Every line that holds "text" should be shown.

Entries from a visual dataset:
::::

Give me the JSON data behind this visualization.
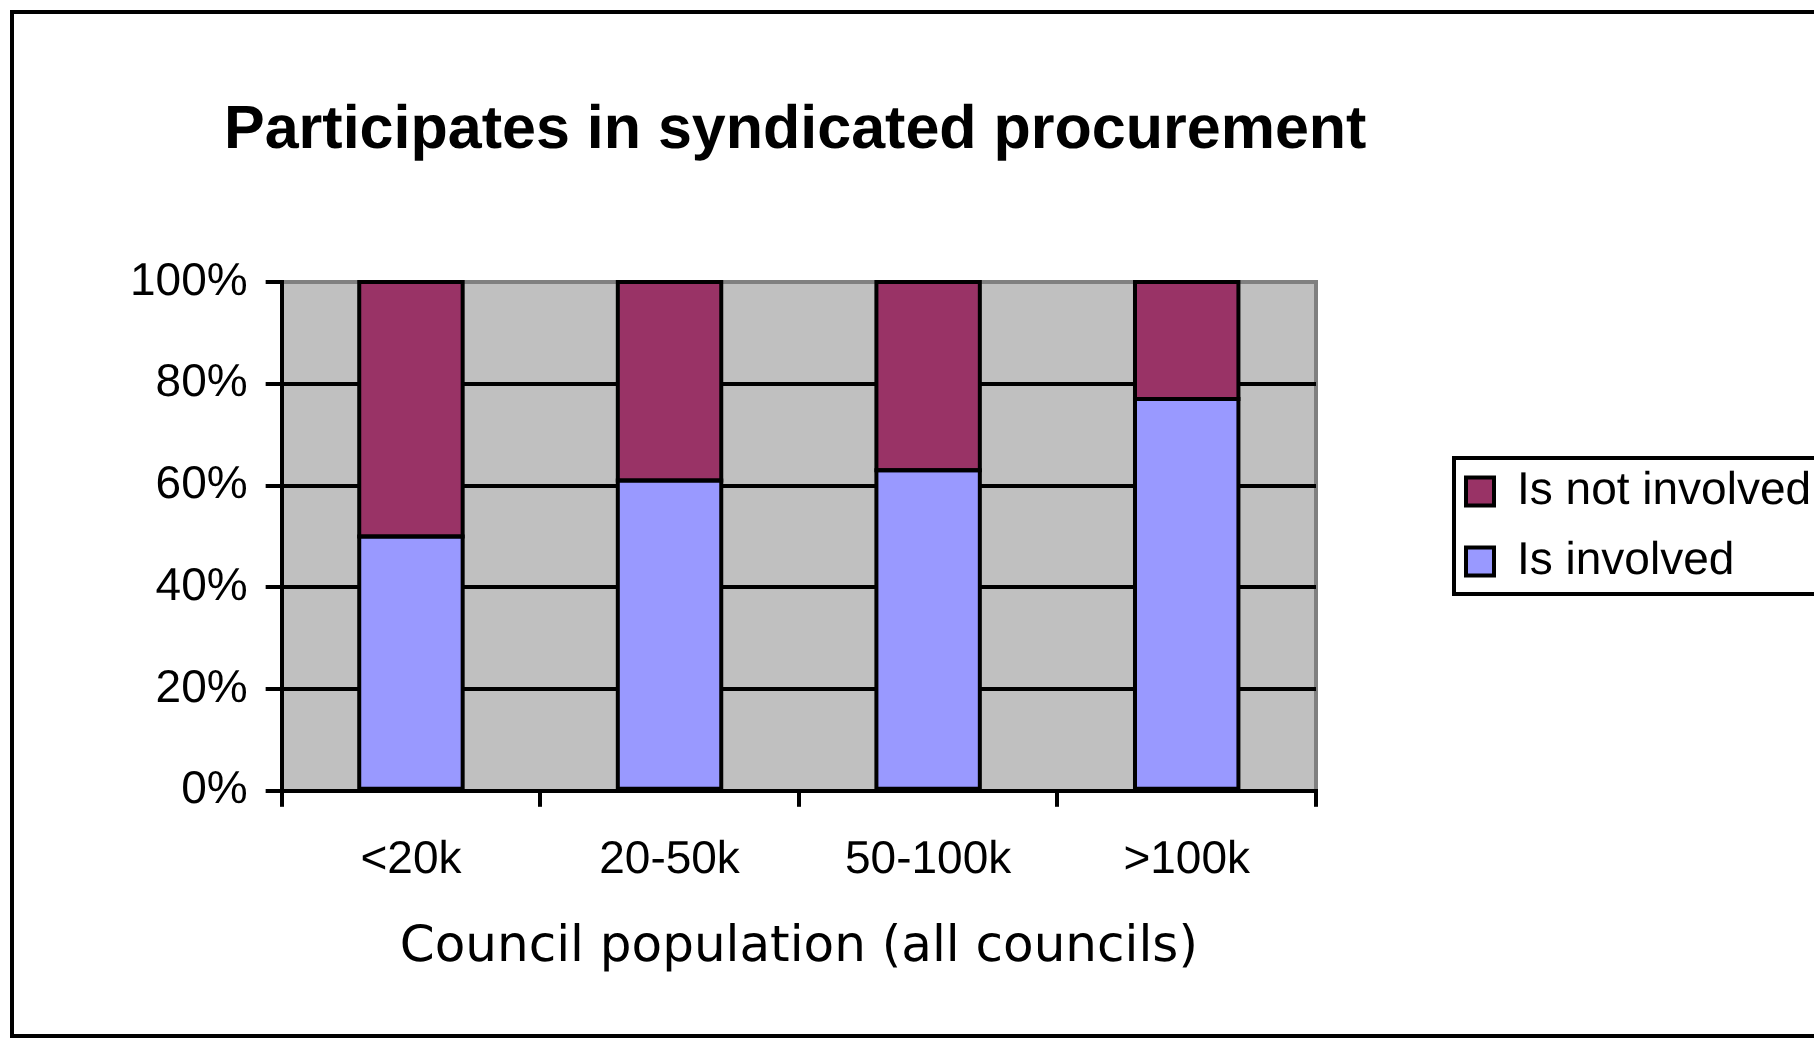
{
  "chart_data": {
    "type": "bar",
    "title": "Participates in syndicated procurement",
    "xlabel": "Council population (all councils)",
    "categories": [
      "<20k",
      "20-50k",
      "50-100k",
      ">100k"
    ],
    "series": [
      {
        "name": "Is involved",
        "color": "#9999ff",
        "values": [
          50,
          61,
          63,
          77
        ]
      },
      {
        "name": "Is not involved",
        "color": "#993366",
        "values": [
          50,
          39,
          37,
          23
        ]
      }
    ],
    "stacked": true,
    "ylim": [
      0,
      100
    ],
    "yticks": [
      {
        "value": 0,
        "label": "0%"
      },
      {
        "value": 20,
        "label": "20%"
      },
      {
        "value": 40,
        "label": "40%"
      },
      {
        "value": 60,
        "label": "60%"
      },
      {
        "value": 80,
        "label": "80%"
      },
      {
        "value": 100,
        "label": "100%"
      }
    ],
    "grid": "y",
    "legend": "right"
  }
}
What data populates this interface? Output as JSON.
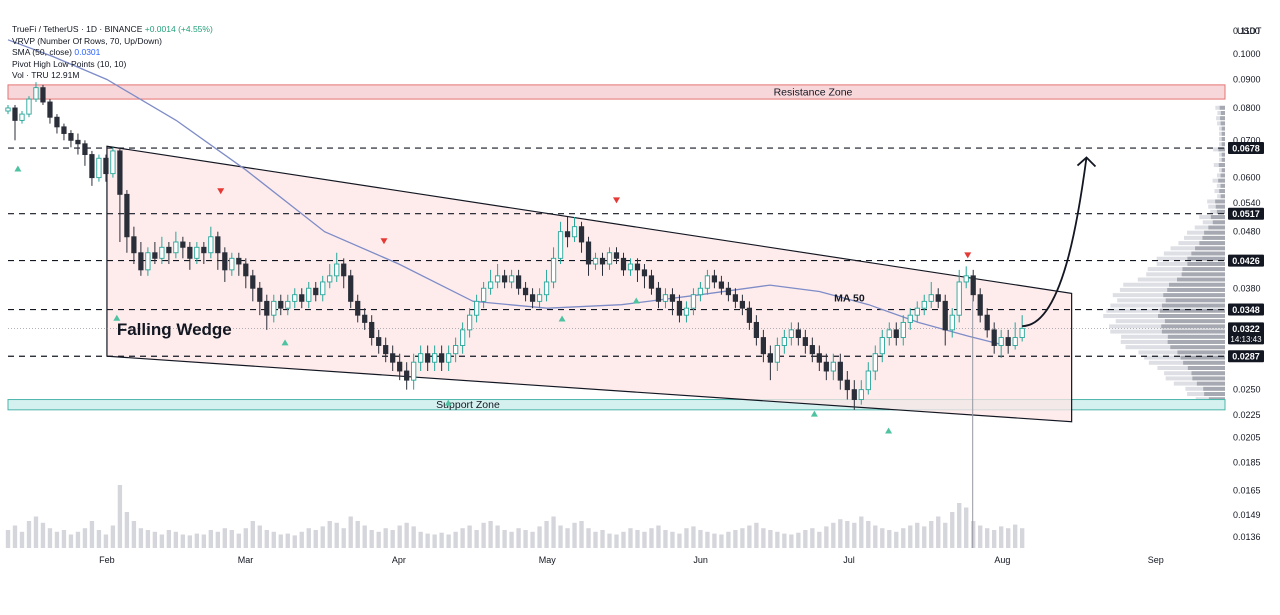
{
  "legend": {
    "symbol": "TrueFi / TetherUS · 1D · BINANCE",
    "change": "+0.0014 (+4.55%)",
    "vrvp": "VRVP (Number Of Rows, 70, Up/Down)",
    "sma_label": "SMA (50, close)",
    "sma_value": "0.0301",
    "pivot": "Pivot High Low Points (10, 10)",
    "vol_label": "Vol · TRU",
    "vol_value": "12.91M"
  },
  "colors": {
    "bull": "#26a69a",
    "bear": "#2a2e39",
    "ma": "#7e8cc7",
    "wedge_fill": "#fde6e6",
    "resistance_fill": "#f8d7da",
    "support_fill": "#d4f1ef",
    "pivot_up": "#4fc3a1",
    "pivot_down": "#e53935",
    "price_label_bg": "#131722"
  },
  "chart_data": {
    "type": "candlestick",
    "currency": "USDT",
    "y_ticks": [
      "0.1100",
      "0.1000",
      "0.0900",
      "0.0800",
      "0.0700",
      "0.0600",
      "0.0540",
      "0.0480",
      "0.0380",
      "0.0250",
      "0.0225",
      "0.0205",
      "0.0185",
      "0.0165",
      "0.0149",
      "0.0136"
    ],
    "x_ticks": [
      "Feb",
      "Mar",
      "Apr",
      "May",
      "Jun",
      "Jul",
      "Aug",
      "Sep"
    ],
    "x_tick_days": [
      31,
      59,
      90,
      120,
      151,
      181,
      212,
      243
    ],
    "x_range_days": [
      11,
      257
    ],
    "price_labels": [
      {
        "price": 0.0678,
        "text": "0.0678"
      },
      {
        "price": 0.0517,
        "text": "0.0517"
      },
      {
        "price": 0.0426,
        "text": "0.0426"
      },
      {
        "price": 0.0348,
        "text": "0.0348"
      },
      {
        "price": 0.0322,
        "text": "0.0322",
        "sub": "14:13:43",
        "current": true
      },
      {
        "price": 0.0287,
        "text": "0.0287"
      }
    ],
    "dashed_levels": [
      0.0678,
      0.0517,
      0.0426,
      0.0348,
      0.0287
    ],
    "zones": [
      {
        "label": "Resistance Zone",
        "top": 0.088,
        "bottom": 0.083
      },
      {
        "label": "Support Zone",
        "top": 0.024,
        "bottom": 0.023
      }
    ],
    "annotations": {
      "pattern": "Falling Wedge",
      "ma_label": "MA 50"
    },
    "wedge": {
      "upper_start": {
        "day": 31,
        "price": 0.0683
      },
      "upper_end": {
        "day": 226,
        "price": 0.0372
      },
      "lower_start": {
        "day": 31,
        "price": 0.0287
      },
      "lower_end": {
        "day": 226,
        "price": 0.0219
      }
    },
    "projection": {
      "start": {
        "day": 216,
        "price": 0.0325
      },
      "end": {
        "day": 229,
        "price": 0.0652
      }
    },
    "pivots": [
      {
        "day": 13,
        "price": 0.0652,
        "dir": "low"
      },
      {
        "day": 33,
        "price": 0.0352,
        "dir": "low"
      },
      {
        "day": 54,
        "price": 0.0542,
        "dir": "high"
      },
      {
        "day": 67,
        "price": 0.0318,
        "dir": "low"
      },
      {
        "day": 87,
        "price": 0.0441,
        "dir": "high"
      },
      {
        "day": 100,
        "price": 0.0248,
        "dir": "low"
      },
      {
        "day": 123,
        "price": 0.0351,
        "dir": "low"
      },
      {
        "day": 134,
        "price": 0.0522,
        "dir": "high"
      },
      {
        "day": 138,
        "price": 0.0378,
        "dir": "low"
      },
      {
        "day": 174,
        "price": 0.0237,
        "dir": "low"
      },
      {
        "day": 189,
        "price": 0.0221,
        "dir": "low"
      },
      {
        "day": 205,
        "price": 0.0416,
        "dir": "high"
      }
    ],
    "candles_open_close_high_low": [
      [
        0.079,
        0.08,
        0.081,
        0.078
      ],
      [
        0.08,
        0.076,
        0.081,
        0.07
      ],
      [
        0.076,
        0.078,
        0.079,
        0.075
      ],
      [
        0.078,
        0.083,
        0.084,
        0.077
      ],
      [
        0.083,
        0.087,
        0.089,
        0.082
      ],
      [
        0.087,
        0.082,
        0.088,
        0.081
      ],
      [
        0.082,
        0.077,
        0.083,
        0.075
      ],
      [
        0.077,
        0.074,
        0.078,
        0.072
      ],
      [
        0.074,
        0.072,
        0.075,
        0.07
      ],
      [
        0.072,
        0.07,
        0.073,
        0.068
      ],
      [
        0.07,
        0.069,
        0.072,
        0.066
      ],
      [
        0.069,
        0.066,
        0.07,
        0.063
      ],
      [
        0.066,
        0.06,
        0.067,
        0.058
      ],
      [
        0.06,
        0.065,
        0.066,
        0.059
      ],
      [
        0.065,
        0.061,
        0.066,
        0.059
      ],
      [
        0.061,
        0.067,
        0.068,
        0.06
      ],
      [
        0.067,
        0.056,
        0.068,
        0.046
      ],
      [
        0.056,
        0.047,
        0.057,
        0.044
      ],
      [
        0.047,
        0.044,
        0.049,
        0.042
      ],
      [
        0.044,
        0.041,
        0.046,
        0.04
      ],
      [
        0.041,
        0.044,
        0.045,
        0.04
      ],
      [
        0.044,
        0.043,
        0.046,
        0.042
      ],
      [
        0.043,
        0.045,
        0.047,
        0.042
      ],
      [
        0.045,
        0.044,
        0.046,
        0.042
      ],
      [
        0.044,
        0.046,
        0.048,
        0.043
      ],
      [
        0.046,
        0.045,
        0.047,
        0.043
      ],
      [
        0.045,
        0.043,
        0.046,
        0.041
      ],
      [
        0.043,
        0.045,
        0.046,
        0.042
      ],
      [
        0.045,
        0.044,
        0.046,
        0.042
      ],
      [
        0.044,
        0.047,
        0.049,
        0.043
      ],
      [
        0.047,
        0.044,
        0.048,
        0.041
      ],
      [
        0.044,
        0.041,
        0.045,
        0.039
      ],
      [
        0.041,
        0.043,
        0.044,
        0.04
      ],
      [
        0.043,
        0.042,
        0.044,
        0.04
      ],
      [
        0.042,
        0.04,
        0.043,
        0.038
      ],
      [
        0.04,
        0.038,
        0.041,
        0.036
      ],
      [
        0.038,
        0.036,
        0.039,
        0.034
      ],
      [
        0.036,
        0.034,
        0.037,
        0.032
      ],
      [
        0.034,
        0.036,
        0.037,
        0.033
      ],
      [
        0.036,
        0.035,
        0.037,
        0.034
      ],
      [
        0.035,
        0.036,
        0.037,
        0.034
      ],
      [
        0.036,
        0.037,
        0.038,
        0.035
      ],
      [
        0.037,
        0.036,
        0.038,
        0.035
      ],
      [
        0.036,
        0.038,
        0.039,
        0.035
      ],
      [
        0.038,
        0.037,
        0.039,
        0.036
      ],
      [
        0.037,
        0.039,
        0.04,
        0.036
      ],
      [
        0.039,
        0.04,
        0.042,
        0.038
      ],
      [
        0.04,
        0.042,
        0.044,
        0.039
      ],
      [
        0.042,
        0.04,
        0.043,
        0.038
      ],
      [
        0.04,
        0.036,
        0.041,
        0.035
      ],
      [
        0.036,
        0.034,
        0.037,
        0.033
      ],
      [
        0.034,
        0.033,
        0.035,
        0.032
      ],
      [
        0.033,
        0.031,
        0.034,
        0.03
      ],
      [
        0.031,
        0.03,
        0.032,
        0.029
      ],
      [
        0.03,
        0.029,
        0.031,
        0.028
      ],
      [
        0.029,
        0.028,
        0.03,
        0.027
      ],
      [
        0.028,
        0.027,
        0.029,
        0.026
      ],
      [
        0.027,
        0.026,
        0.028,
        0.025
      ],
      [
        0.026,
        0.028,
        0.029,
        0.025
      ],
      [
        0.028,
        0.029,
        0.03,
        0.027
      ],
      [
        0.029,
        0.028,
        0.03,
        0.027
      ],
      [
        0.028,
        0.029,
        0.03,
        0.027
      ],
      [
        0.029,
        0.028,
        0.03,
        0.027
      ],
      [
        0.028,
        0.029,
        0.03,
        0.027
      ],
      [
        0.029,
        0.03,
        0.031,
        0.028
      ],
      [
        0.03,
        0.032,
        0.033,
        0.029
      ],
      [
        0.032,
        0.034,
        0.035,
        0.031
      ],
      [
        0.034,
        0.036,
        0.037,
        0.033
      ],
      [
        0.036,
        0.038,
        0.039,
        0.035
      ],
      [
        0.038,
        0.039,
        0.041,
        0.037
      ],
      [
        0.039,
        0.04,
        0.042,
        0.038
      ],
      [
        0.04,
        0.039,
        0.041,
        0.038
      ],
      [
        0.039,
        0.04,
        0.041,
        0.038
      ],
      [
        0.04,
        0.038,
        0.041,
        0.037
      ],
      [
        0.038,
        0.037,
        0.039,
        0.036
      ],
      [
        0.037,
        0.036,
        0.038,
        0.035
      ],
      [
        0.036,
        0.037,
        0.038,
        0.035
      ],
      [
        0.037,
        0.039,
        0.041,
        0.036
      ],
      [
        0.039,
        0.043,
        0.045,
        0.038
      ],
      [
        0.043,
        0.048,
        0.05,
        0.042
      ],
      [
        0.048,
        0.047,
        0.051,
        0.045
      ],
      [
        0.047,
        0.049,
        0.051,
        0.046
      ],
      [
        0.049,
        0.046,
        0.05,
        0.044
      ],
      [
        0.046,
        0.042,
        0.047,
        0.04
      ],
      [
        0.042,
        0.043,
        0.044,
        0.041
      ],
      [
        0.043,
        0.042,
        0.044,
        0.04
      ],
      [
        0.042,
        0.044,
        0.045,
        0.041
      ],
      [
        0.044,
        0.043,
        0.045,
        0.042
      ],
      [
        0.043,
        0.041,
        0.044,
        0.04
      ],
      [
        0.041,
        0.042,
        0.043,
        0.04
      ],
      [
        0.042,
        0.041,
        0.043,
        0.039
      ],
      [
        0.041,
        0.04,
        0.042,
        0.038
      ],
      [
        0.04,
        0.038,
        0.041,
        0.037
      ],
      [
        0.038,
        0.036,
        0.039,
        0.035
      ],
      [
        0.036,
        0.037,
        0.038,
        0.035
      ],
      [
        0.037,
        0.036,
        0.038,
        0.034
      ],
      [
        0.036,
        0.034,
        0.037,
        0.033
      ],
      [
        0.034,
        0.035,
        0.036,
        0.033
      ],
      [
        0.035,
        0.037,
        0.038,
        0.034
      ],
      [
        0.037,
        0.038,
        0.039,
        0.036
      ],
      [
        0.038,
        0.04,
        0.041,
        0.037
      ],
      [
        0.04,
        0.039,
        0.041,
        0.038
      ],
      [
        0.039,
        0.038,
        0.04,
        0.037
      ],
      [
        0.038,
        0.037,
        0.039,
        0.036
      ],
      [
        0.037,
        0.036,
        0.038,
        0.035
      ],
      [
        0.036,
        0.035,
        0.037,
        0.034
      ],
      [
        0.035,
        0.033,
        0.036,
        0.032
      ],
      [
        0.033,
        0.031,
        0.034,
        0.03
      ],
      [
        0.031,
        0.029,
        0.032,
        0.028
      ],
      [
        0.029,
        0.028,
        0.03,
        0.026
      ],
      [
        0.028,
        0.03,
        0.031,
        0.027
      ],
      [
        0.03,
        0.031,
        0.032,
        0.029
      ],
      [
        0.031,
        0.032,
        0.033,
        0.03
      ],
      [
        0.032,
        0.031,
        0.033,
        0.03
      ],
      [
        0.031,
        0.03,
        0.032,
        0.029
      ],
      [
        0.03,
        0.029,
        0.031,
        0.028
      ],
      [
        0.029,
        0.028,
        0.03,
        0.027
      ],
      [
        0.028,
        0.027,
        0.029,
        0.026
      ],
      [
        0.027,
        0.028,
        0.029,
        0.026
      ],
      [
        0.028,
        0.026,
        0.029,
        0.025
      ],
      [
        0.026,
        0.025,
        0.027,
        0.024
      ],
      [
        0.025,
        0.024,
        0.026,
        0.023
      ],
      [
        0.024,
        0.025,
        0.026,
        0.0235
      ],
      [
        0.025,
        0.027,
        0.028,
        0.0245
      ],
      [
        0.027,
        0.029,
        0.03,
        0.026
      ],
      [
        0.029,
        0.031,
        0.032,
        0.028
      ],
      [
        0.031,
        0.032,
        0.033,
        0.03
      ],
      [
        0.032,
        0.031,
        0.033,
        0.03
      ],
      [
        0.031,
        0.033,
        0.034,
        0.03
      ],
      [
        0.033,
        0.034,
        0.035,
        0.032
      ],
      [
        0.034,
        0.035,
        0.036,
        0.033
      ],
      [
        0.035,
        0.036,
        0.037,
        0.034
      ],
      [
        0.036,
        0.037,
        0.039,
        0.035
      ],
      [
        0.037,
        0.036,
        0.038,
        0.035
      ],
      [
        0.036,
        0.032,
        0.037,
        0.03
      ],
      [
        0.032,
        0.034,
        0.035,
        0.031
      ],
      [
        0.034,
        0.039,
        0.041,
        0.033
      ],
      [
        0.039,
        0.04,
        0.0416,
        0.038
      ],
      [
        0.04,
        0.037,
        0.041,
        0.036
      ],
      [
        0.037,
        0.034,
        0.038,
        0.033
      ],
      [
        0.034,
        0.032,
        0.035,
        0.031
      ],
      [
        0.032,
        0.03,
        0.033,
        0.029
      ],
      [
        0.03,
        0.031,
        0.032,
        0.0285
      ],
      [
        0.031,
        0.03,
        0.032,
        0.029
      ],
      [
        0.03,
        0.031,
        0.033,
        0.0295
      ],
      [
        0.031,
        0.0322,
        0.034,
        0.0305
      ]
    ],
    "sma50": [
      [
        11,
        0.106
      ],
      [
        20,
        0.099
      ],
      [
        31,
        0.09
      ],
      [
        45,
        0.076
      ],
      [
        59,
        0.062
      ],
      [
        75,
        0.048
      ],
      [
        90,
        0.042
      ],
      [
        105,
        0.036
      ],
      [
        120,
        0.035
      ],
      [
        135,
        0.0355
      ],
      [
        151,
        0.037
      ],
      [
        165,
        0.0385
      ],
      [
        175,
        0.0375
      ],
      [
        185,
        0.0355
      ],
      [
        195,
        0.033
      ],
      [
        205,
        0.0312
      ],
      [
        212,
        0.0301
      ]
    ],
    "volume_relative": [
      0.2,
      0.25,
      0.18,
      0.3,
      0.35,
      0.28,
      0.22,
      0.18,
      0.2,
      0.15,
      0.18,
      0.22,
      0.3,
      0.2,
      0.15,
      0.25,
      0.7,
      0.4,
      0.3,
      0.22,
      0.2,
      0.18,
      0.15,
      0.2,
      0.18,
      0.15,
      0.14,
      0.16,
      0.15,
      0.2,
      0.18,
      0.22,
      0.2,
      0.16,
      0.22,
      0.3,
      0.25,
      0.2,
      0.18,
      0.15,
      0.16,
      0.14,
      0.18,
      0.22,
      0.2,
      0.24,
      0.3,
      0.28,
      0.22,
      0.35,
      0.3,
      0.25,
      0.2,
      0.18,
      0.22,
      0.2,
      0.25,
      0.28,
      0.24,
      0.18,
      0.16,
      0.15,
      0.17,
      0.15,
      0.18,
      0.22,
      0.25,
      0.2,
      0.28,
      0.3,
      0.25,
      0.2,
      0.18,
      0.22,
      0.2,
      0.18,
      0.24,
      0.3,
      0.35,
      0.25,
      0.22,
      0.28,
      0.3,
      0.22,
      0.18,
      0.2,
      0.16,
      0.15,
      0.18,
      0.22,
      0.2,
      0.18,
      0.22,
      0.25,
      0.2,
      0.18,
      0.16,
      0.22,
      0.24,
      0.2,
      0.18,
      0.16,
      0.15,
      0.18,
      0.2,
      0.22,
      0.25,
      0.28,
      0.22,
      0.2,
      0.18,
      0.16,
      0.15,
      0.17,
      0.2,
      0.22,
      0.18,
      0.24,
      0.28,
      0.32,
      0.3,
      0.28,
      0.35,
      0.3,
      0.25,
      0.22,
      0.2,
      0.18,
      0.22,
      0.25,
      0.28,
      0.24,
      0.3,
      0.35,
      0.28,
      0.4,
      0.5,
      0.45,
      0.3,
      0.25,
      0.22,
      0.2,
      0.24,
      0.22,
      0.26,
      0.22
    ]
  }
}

::::

### SOLVED PROBLEM:
        "text": "0.0678"
        "text": "0.0517"
        "text": "0.0426"
        "text": "0.0348"
        "text": "0.0322",
        "text": "0.0287"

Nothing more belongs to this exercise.